■ **GEGEBENE ANWEISUNG**:
Übertragen Sie sämtliche nachfolgenden Einträge in eine nummerierte Liste, ohne Leerzeilen. Lassen Sie die Bilder in Ihrer Antwort weg.

═════ BEREITGESTELLTE DATEN ═════

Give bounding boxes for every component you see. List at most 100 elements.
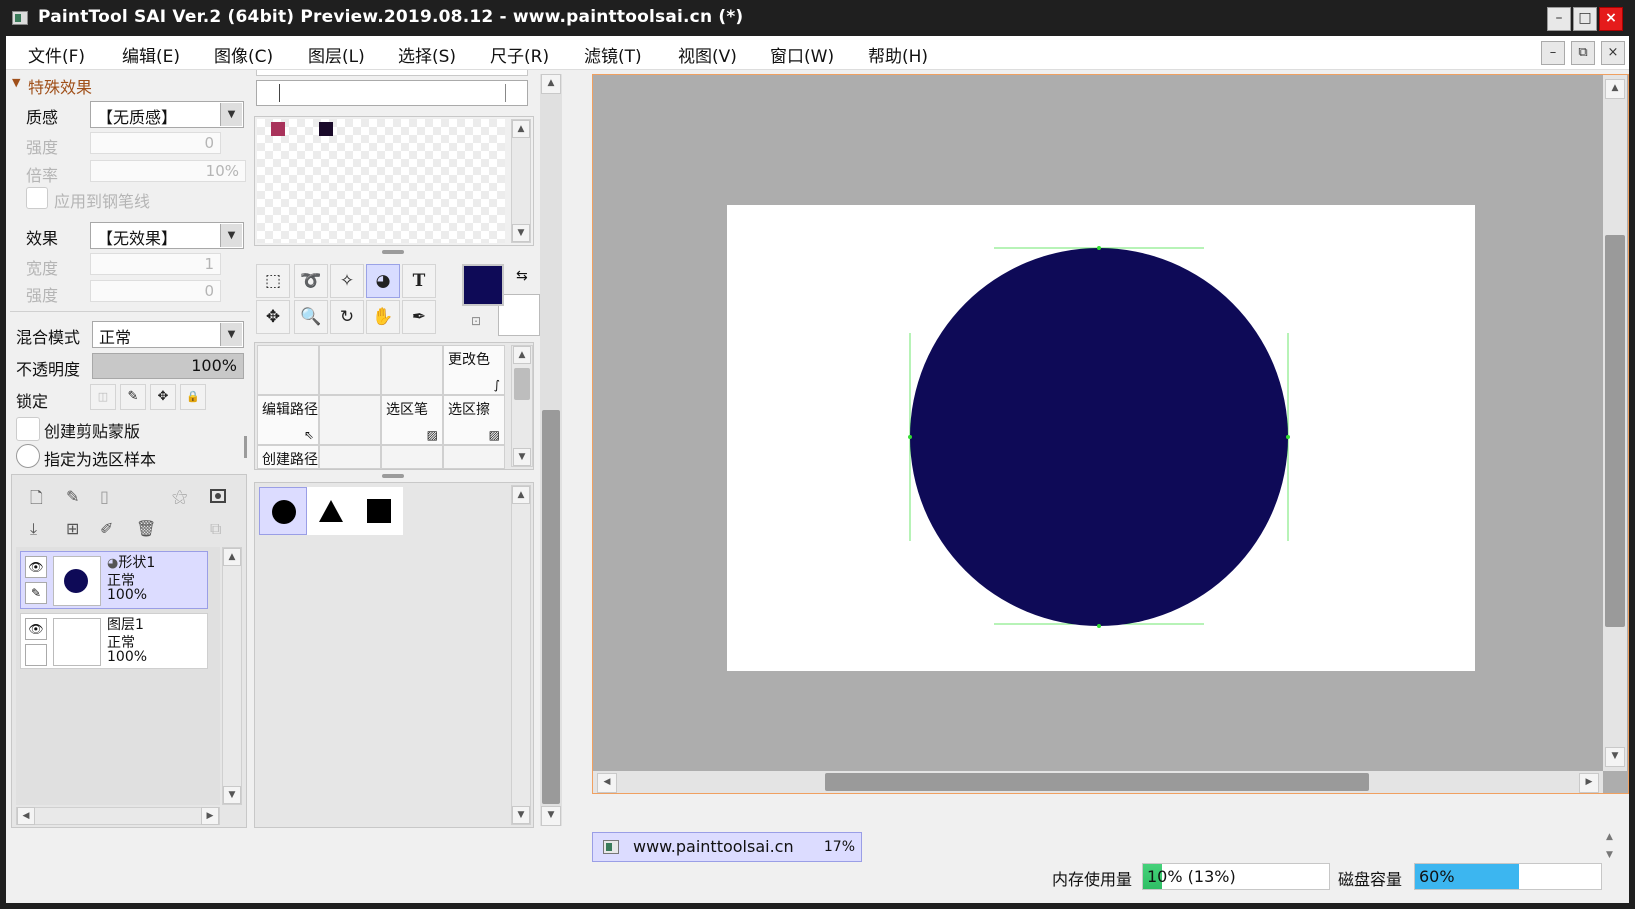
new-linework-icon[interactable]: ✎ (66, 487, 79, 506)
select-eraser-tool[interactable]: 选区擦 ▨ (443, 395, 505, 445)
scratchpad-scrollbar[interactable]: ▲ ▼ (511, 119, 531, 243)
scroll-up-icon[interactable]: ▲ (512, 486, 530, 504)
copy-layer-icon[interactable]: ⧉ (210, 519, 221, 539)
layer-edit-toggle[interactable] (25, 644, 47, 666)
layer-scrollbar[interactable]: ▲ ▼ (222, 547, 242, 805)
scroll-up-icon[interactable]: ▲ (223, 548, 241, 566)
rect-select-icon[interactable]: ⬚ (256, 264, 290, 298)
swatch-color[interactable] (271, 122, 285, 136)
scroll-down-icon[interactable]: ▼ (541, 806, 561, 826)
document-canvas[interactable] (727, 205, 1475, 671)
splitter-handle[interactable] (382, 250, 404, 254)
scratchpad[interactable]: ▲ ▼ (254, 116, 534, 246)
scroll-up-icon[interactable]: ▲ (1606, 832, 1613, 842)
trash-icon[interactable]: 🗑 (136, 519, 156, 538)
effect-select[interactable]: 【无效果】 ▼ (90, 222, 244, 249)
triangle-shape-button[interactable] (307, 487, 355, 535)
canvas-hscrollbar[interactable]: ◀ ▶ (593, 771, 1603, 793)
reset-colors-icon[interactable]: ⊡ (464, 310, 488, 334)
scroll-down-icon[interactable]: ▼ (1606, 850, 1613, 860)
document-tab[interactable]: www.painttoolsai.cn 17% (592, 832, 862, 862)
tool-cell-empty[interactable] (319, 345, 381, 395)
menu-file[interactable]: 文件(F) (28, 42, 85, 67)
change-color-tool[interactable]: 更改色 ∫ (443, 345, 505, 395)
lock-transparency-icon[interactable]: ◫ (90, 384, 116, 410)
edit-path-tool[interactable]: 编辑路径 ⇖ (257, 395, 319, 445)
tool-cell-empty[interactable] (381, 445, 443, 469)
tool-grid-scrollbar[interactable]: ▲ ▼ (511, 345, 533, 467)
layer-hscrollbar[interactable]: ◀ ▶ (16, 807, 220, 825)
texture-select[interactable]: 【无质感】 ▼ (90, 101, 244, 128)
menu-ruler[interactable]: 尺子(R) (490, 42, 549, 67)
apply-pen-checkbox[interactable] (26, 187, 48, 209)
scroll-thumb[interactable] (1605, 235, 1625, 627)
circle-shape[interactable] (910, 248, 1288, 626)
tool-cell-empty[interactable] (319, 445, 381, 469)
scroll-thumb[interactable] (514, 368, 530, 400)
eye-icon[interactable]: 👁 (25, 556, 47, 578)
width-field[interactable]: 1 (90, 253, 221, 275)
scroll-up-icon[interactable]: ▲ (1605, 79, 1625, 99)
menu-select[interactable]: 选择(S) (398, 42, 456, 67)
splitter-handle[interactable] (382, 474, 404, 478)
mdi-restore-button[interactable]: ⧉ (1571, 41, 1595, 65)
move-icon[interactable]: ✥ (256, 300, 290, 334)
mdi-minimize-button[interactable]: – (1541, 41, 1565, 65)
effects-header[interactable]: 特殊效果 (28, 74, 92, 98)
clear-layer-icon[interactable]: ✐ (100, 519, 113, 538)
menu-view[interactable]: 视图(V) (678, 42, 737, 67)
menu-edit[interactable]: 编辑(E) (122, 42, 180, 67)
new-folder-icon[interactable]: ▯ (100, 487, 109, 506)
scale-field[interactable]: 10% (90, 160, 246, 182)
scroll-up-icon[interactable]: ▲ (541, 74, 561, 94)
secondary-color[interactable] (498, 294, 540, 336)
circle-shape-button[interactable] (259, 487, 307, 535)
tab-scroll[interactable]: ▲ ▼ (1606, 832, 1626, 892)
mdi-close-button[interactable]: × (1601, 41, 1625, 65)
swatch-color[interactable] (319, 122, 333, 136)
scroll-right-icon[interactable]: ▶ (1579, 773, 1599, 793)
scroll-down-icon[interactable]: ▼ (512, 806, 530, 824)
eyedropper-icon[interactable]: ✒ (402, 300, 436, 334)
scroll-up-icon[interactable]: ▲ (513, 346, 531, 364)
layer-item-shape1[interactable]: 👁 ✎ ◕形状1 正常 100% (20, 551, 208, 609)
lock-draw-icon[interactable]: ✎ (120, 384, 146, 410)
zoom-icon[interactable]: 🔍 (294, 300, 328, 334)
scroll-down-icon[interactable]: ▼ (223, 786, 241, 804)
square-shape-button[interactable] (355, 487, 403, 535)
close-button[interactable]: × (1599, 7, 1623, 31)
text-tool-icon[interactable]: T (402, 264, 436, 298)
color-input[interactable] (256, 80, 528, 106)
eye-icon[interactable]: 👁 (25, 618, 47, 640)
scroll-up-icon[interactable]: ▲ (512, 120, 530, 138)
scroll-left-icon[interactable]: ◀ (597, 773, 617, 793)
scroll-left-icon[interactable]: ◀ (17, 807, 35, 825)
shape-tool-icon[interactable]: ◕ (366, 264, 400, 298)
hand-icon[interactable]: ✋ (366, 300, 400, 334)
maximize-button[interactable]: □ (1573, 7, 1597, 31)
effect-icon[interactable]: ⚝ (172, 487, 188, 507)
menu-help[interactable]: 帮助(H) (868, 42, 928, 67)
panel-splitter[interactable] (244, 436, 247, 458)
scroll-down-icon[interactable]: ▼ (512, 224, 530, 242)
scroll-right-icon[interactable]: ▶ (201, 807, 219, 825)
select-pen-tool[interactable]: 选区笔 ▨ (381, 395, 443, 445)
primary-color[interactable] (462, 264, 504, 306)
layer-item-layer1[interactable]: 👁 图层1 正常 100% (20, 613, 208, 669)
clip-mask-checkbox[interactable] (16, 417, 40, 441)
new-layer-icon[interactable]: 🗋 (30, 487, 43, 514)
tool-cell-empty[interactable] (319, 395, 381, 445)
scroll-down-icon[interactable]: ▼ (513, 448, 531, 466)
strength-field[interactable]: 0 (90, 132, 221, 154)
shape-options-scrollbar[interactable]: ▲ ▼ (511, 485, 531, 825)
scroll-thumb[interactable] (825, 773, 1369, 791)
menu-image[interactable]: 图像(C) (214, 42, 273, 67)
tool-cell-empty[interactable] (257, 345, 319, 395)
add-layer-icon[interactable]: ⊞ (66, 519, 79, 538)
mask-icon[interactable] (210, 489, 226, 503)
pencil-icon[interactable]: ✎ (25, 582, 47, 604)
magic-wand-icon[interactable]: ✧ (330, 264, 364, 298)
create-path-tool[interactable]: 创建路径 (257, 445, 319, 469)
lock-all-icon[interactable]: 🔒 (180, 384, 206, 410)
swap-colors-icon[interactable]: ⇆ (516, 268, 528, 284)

═════

■ **ERWARTETE ANTWORT**:
1. Give bounding boxes for every component you see. List at most 100 elements.
2. new-linework-icon[interactable]: ✎ (66, 487, 79, 506)
3. select-eraser-tool[interactable]: 选区擦 ▨ (443, 395, 505, 445)
4. scratchpad-scrollbar[interactable]: ▲ ▼ (511, 119, 531, 243)
5. scroll-up-icon[interactable]: ▲ (512, 486, 530, 504)
6. copy-layer-icon[interactable]: ⧉ (210, 519, 221, 539)
7. layer-edit-toggle[interactable] (25, 644, 47, 666)
8. layer-scrollbar[interactable]: ▲ ▼ (222, 547, 242, 805)
9. scroll-up-icon[interactable]: ▲ (223, 548, 241, 566)
10. rect-select-icon[interactable]: ⬚ (256, 264, 290, 298)
11. swatch-color[interactable] (271, 122, 285, 136)
12. scroll-down-icon[interactable]: ▼ (541, 806, 561, 826)
13. document-canvas[interactable] (727, 205, 1475, 671)
14. splitter-handle[interactable] (382, 250, 404, 254)
15. scratchpad[interactable]: ▲ ▼ (254, 116, 534, 246)
16. scroll-up-icon[interactable]: ▲ (1606, 832, 1613, 842)
17. trash-icon[interactable]: 🗑 (136, 519, 156, 538)
18. effect-select[interactable]: 【无效果】 ▼ (90, 222, 244, 249)
19. triangle-shape-button[interactable] (307, 487, 355, 535)
20. canvas-hscrollbar[interactable]: ◀ ▶ (593, 771, 1603, 793)
21. reset-colors-icon[interactable]: ⊡ (464, 310, 488, 334)
22. scroll-down-icon[interactable]: ▼ (1606, 850, 1613, 860)
23. document-tab[interactable]: www.painttoolsai.cn 17% (592, 832, 862, 862)
24. tool-cell-empty[interactable] (319, 345, 381, 395)
25. menu-file[interactable]: 文件(F) (28, 42, 85, 67)
26. change-color-tool[interactable]: 更改色 ∫ (443, 345, 505, 395)
27. lock-transparency-icon[interactable]: ◫ (90, 384, 116, 410)
28. edit-path-tool[interactable]: 编辑路径 ⇖ (257, 395, 319, 445)
29. tool-cell-empty[interactable] (381, 445, 443, 469)
30. tool-grid-scrollbar[interactable]: ▲ ▼ (511, 345, 533, 467)
31. layer-hscrollbar[interactable]: ◀ ▶ (16, 807, 220, 825)
32. texture-select[interactable]: 【无质感】 ▼ (90, 101, 244, 128)
33. menu-ruler[interactable]: 尺子(R) (490, 42, 549, 67)
34. apply-pen-checkbox[interactable] (26, 187, 48, 209)
35. scroll-thumb[interactable] (1605, 235, 1625, 627)
36. circle-shape[interactable] (910, 248, 1288, 626)
37. tool-cell-empty[interactable] (319, 445, 381, 469)
38. scroll-thumb[interactable] (514, 368, 530, 400)
39. eye-icon[interactable]: 👁 (25, 556, 47, 578)
40. width-field[interactable]: 1 (90, 253, 221, 275)
41. scroll-up-icon[interactable]: ▲ (1605, 79, 1625, 99)
42. menu-select[interactable]: 选择(S) (398, 42, 456, 67)
43. splitter-handle[interactable] (382, 474, 404, 478)
44. mdi-restore-button[interactable]: ⧉ (1571, 41, 1595, 65)
45. move-icon[interactable]: ✥ (256, 300, 290, 334)
46. mdi-minimize-button[interactable]: – (1541, 41, 1565, 65)
47. effects-header[interactable]: 特殊效果 (28, 74, 92, 98)
48. clear-layer-icon[interactable]: ✐ (100, 519, 113, 538)
49. menu-view[interactable]: 视图(V) (678, 42, 737, 67)
50. menu-edit[interactable]: 编辑(E) (122, 42, 180, 67)
51. new-folder-icon[interactable]: ▯ (100, 487, 109, 506)
52. scale-field[interactable]: 10% (90, 160, 246, 182)
53. scroll-up-icon[interactable]: ▲ (541, 74, 561, 94)
54. secondary-color[interactable] (498, 294, 540, 336)
55. circle-shape-button[interactable] (259, 487, 307, 535)
56. tab-scroll[interactable]: ▲ ▼ (1606, 832, 1626, 892)
57. mdi-close-button[interactable]: × (1601, 41, 1625, 65)
58. swatch-color[interactable] (319, 122, 333, 136)
59. scroll-right-icon[interactable]: ▶ (1579, 773, 1599, 793)
60. scroll-down-icon[interactable]: ▼ (512, 806, 530, 824)
61. eyedropper-icon[interactable]: ✒ (402, 300, 436, 334)
62. scroll-up-icon[interactable]: ▲ (513, 346, 531, 364)
63. layer-item-shape1[interactable]: 👁 ✎ ◕形状1 正常 100% (20, 551, 208, 609)
64. lock-draw-icon[interactable]: ✎ (120, 384, 146, 410)
65. zoom-icon[interactable]: 🔍 (294, 300, 328, 334)
66. scroll-down-icon[interactable]: ▼ (223, 786, 241, 804)
67. square-shape-button[interactable] (355, 487, 403, 535)
68. close-button[interactable]: × (1599, 7, 1623, 31)
69. text-tool-icon[interactable]: T (402, 264, 436, 298)
70. color-input[interactable] (256, 80, 528, 106)
71. eye-icon[interactable]: 👁 (25, 618, 47, 640)
72. scroll-up-icon[interactable]: ▲ (512, 120, 530, 138)
73. scroll-left-icon[interactable]: ◀ (597, 773, 617, 793)
74. scroll-left-icon[interactable]: ◀ (17, 807, 35, 825)
75. shape-tool-icon[interactable]: ◕ (366, 264, 400, 298)
76. hand-icon[interactable]: ✋ (366, 300, 400, 334)
77. maximize-button[interactable]: □ (1573, 7, 1597, 31)
78. effect-icon[interactable]: ⚝ (172, 487, 188, 507)
79. menu-help[interactable]: 帮助(H) (868, 42, 928, 67)
80. panel-splitter[interactable] (244, 436, 247, 458)
81. scroll-down-icon[interactable]: ▼ (512, 224, 530, 242)
82. scroll-right-icon[interactable]: ▶ (201, 807, 219, 825)
83. select-pen-tool[interactable]: 选区笔 ▨ (381, 395, 443, 445)
84. primary-color[interactable] (462, 264, 504, 306)
85. layer-item-layer1[interactable]: 👁 图层1 正常 100% (20, 613, 208, 669)
86. clip-mask-checkbox[interactable] (16, 417, 40, 441)
87. new-layer-icon[interactable]: 🗋 (30, 487, 43, 514)
88. tool-cell-empty[interactable] (319, 395, 381, 445)
89. scroll-down-icon[interactable]: ▼ (513, 448, 531, 466)
90. strength-field[interactable]: 0 (90, 132, 221, 154)
91. shape-options-scrollbar[interactable]: ▲ ▼ (511, 485, 531, 825)
92. scroll-thumb[interactable] (825, 773, 1369, 791)
93. menu-image[interactable]: 图像(C) (214, 42, 273, 67)
94. tool-cell-empty[interactable] (257, 345, 319, 395)
95. add-layer-icon[interactable]: ⊞ (66, 519, 79, 538)
96. mask-icon[interactable] (210, 489, 226, 503)
97. pencil-icon[interactable]: ✎ (25, 582, 47, 604)
98. magic-wand-icon[interactable]: ✧ (330, 264, 364, 298)
99. create-path-tool[interactable]: 创建路径 (257, 445, 319, 469)
100. lock-all-icon[interactable]: 🔒 (180, 384, 206, 410)
101. swap-colors-icon[interactable]: ⇆ (516, 268, 528, 284)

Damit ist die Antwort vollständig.